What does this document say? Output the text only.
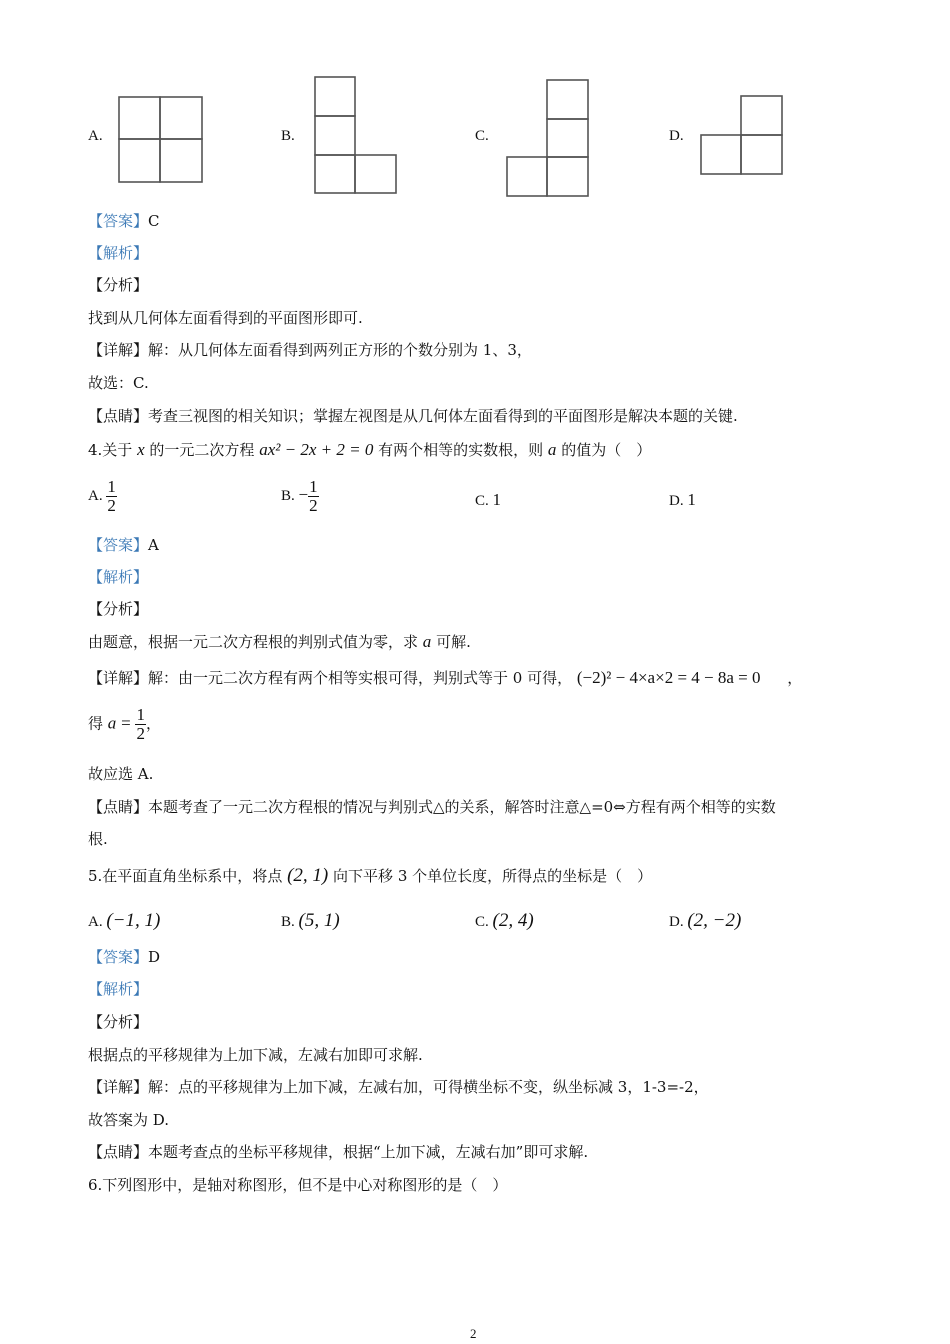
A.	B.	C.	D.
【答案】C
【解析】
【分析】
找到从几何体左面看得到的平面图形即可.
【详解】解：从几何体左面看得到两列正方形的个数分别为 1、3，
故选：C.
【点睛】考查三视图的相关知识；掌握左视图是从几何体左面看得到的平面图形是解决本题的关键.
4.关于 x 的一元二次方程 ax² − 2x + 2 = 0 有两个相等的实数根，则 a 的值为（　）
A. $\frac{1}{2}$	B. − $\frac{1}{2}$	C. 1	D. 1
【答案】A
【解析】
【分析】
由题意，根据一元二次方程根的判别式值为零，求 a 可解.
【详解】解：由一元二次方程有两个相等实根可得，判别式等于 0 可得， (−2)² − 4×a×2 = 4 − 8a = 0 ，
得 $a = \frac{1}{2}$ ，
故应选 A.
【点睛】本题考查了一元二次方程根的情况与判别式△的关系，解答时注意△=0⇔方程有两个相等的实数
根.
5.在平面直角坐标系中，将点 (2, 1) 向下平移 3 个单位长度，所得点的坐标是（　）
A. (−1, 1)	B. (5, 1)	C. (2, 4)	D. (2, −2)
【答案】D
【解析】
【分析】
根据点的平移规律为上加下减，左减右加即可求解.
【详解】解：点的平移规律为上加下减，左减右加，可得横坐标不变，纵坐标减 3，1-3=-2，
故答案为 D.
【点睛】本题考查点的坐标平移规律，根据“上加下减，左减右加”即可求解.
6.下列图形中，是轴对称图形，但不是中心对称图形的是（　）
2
◆ ◆ ◆ ◆ ◆
Take the listing and print it again exactly, but without any pictures.

What does this document say? Output the text only.
A.	B.	C.	D.
【答案】C
【解析】
【分析】
找到从几何体左面看得到的平面图形即可.
【详解】解：从几何体左面看得到两列正方形的个数分别为 1、3，
故选：C.
【点睛】考查三视图的相关知识；掌握左视图是从几何体左面看得到的平面图形是解决本题的关键.
4.关于 x 的一元二次方程 ax² − 2x + 2 = 0 有两个相等的实数根，则 a 的值为（　）
A. $\frac{1}{2}$	B. − $\frac{1}{2}$	C. 1	D. 1
【答案】A
【解析】
【分析】
由题意，根据一元二次方程根的判别式值为零，求 a 可解.
【详解】解：由一元二次方程有两个相等实根可得，判别式等于 0 可得， (−2)² − 4×a×2 = 4 − 8a = 0 ，
得 $a = \frac{1}{2}$ ，
故应选 A.
【点睛】本题考查了一元二次方程根的情况与判别式△的关系，解答时注意△=0⇔方程有两个相等的实数
根.
5.在平面直角坐标系中，将点 (2, 1) 向下平移 3 个单位长度，所得点的坐标是（　）
A. (−1, 1)	B. (5, 1)	C. (2, 4)	D. (2, −2)
【答案】D
【解析】
【分析】
根据点的平移规律为上加下减，左减右加即可求解.
【详解】解：点的平移规律为上加下减，左减右加，可得横坐标不变，纵坐标减 3，1-3=-2，
故答案为 D.
【点睛】本题考查点的坐标平移规律，根据“上加下减，左减右加”即可求解.
6.下列图形中，是轴对称图形，但不是中心对称图形的是（　）
2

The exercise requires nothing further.